Task goal — Identify, in the records below, every line where the string "text" appears, and copy each such line.

· · · · · · ·

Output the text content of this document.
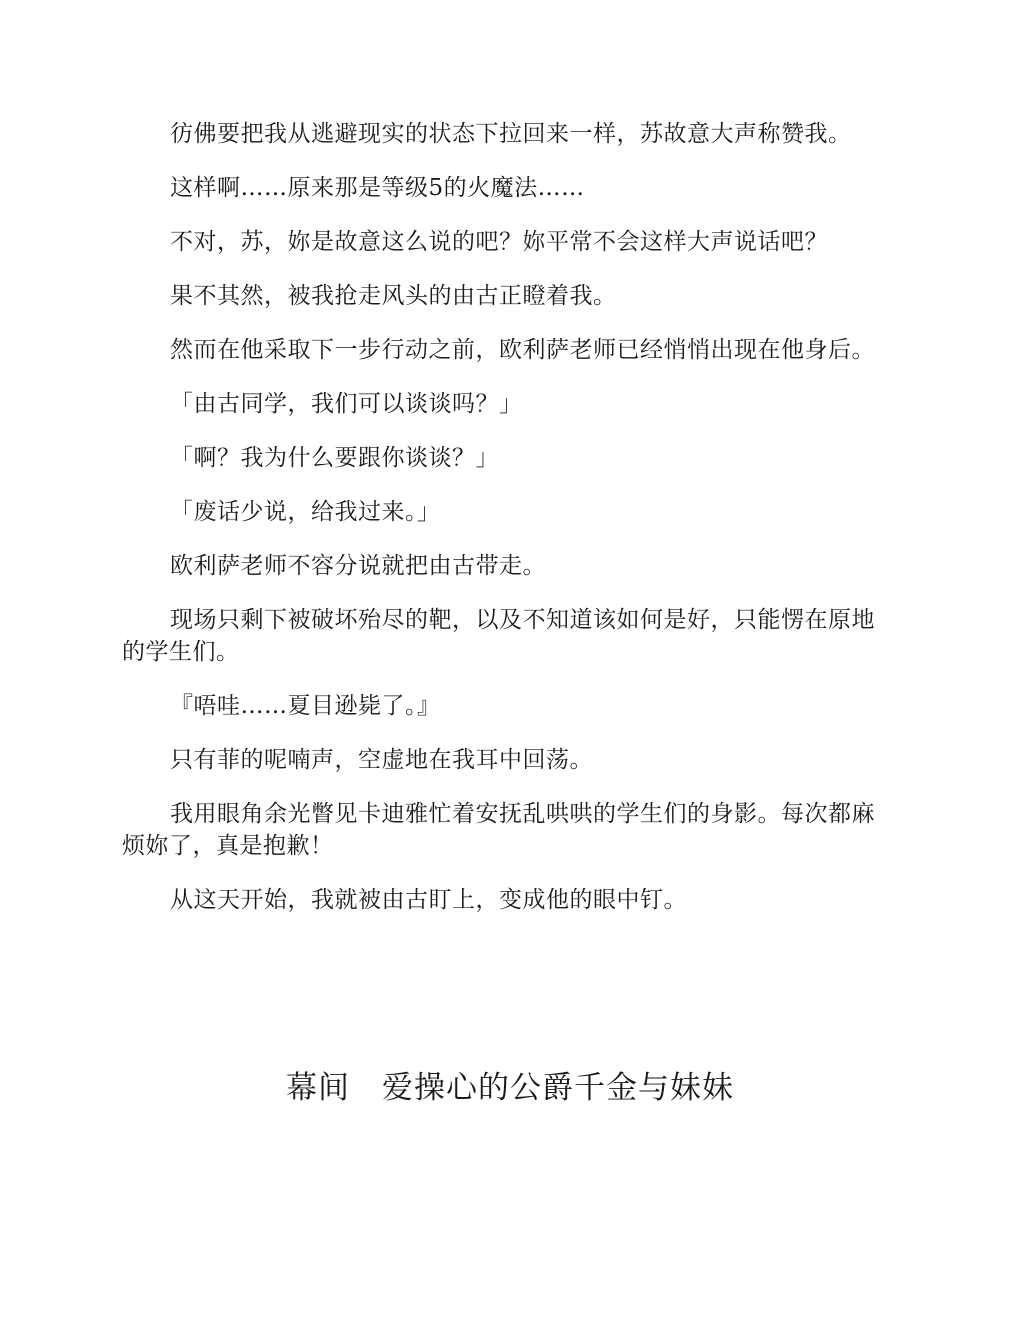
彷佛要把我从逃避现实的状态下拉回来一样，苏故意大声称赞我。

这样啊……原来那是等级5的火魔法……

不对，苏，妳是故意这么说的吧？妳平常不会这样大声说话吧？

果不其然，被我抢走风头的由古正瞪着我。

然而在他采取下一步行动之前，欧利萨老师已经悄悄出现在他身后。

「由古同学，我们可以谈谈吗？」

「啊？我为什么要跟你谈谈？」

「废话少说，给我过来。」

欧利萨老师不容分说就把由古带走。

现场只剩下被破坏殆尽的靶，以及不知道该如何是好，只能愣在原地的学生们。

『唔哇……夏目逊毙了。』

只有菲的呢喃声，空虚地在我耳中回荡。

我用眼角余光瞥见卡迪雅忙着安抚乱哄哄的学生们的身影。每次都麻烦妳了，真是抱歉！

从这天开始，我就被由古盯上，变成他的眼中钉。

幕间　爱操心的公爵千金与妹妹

· · · · · · ·

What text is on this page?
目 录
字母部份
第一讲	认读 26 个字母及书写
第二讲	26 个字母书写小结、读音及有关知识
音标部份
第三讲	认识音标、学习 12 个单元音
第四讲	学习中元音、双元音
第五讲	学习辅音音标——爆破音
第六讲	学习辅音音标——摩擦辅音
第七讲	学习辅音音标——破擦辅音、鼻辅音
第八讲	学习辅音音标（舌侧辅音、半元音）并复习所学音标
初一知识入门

· · · · · · ·

Solution for this task —
Output the text content of this document.
What text is on this page?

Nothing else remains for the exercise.